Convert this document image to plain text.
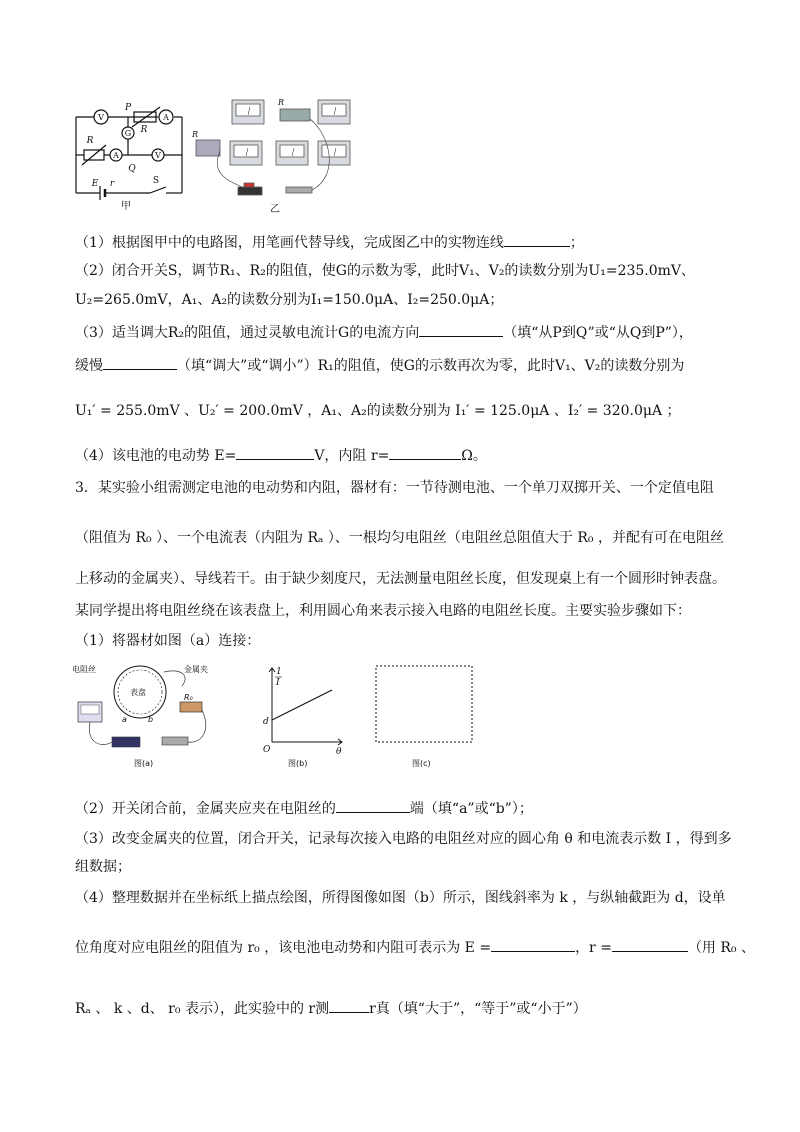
V	A
G
A	V
P
Q
R
R
E r	S
甲
R
R
乙
（1）根据图甲中的电路图，用笔画代替导线，完成图乙中的实物连线	；
（2）闭合开关S，调节R₁、R₂的阻值，使G的示数为零，此时V₁、V₂的读数分别为U₁=235.0mV、
U₂=265.0mV，A₁、A₂的读数分别为I₁=150.0μA、I₂=250.0μA；
（3）适当调大R₂的阻值，通过灵敏电流计G的电流方向	（填“从P到Q”或“从Q到P”），
缓慢	（填“调大”或“调小”）R₁的阻值，使G的示数再次为零，此时V₁、V₂的读数分别为
U₁′ = 255.0mV 、U₂′ = 200.0mV ，A₁、A₂的读数分别为 I₁′ = 125.0μA 、I₂′ = 320.0μA ；
（4）该电池的电动势 E=	V，内阻 r=	Ω。
3．某实验小组需测定电池的电动势和内阻，器材有：一节待测电池、一个单刀双掷开关、一个定值电阻
（阻值为 R₀ ）、一个电流表（内阻为 Rₐ ）、一根均匀电阻丝（电阻丝总阻值大于 R₀ ，并配有可在电阻丝
上移动的金属夹）、导线若干。由于缺少刻度尺，无法测量电阻丝长度，但发现桌上有一个圆形时钟表盘。
某同学提出将电阻丝绕在该表盘上，利用圆心角来表示接入电路的电阻丝长度。主要实验步骤如下：
（1）将器材如图（a）连接：
电阻丝	金属夹
表盘
a	b
R₀
图(a)
1
I
d
O	θ
图(b)	图(c)
（2）开关闭合前，金属夹应夹在电阻丝的	端（填“a”或“b”）；
（3）改变金属夹的位置，闭合开关，记录每次接入电路的电阻丝对应的圆心角 θ 和电流表示数 I ，得到多
组数据；
（4）整理数据并在坐标纸上描点绘图，所得图像如图（b）所示，图线斜率为 k ，与纵轴截距为 d，设单
位角度对应电阻丝的阻值为 r₀ ，该电池电动势和内阻可表示为 E =	，r =	（用 R₀ 、
Rₐ 、 k 、d、 r₀ 表示），此实验中的 r测	r真（填“大于”，“等于”或“小于”）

* Do this *
Copy out each line of the entries that holds "此时V₁".

* Output for this task *
（2）闭合开关S，调节R₁、R₂的阻值，使G的示数为零，此时V₁、V₂的读数分别为U₁=235.0mV、
缓慢	（填“调大”或“调小”）R₁的阻值，使G的示数再次为零，此时V₁、V₂的读数分别为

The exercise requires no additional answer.